■ REQUIRED TASK ■
Tell how many lines have the string "COVID" in them, and write nothing besides the number.

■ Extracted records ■
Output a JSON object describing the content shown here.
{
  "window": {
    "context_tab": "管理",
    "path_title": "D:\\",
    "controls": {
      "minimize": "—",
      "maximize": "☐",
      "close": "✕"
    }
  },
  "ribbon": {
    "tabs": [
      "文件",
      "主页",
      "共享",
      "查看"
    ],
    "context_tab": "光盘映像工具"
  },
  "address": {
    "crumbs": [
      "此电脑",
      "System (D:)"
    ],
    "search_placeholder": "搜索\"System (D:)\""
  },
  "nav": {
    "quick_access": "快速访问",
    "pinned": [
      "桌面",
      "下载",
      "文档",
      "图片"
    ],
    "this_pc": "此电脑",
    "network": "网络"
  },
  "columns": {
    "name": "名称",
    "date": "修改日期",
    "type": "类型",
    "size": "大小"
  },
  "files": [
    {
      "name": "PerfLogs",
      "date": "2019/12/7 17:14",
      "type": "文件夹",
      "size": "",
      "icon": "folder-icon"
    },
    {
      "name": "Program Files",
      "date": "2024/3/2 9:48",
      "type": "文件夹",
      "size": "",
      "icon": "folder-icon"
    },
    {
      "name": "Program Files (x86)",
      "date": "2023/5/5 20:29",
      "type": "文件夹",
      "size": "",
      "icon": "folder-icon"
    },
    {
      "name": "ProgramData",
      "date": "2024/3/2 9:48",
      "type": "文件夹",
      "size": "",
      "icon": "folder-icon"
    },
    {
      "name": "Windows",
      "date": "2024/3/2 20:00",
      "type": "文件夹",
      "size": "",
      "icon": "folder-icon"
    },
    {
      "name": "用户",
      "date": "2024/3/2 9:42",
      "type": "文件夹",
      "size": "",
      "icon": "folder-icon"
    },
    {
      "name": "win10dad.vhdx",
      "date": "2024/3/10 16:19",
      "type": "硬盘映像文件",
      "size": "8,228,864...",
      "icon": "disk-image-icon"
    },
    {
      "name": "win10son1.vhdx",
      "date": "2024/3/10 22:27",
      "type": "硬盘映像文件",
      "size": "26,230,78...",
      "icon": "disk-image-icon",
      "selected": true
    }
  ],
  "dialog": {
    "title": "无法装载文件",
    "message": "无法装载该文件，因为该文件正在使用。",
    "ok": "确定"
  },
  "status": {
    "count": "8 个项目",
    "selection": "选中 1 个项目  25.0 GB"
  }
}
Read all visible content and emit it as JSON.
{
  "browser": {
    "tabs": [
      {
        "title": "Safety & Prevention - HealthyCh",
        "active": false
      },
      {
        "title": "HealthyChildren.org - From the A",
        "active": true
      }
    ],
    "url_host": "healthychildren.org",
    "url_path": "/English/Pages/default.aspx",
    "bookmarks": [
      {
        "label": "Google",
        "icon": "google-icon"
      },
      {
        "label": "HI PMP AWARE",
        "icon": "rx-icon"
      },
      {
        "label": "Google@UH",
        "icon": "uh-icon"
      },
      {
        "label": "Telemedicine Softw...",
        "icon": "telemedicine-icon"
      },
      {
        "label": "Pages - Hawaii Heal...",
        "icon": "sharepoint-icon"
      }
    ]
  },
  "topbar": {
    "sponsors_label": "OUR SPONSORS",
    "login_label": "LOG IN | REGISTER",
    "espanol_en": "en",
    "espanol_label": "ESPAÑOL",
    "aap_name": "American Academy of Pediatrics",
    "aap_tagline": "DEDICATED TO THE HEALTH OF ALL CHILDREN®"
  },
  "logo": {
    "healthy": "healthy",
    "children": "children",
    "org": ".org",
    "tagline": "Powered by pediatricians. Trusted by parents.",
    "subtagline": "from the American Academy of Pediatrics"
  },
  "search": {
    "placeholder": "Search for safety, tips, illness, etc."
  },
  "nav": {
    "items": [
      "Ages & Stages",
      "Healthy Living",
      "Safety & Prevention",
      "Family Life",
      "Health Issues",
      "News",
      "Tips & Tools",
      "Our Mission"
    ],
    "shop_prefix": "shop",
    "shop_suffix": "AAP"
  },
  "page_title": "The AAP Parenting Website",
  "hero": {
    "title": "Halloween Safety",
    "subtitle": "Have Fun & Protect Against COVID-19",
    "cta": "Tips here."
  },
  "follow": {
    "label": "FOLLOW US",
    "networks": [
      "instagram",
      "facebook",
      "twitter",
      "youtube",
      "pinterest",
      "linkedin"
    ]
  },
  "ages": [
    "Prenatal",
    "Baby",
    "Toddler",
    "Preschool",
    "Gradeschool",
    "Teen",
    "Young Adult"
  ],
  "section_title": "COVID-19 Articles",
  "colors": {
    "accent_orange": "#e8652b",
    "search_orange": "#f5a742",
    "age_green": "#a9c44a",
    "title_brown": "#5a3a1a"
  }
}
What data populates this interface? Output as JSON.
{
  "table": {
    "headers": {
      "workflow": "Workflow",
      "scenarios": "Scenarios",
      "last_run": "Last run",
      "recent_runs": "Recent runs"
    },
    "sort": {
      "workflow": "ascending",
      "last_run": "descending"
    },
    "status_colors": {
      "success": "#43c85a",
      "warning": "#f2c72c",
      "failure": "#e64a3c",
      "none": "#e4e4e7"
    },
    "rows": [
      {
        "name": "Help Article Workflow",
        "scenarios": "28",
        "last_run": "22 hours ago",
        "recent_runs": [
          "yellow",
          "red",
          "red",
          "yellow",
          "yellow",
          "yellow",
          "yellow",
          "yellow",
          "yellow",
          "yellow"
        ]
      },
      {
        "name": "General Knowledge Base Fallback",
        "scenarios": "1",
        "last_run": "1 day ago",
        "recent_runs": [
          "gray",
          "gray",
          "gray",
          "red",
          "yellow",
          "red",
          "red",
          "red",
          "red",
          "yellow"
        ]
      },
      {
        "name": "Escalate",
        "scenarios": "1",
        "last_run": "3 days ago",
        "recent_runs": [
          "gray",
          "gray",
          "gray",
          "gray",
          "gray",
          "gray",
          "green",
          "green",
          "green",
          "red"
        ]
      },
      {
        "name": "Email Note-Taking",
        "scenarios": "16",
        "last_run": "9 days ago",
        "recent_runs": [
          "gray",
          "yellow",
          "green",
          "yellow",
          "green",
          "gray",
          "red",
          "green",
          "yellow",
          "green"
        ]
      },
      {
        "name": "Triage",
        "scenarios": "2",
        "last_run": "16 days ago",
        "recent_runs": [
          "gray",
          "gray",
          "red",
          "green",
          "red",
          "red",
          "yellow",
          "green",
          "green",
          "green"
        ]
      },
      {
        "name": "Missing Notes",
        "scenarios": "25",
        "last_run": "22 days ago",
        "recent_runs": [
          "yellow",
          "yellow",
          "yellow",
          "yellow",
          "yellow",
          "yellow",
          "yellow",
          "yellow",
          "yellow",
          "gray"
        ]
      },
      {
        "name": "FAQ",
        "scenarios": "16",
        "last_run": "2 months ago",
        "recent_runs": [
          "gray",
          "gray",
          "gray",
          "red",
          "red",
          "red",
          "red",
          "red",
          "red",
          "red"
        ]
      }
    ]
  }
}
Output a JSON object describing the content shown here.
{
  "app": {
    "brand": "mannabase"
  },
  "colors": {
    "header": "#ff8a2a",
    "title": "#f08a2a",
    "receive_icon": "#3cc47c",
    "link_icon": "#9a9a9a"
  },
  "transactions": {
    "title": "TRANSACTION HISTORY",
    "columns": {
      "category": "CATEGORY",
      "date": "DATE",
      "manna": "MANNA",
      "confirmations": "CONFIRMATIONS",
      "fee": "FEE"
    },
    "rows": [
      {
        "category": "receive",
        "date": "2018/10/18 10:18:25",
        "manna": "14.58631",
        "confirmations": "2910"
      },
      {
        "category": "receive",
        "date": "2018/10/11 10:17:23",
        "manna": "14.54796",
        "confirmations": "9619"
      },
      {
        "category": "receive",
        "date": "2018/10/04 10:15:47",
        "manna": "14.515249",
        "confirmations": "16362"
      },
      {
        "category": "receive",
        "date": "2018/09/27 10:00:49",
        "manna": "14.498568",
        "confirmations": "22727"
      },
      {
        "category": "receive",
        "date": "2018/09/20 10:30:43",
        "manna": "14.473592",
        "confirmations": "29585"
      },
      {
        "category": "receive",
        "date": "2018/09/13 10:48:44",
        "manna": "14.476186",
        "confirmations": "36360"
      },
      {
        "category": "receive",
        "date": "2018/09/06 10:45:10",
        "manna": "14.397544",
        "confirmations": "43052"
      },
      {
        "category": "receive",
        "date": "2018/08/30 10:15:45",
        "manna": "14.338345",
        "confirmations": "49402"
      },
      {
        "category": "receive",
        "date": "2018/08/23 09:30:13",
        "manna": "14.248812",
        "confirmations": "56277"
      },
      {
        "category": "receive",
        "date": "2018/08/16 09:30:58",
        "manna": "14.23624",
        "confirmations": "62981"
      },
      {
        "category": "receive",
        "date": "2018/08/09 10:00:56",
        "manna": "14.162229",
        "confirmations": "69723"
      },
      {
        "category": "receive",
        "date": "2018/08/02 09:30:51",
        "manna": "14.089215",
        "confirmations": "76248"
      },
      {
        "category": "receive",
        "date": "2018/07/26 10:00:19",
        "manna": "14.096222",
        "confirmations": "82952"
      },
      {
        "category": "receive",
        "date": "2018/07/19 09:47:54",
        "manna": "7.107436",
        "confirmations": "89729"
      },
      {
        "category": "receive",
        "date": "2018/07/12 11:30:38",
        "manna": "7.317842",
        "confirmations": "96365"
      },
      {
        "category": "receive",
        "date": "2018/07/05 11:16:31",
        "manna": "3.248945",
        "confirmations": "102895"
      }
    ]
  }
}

■ WRITTEN SOLUTION ■
2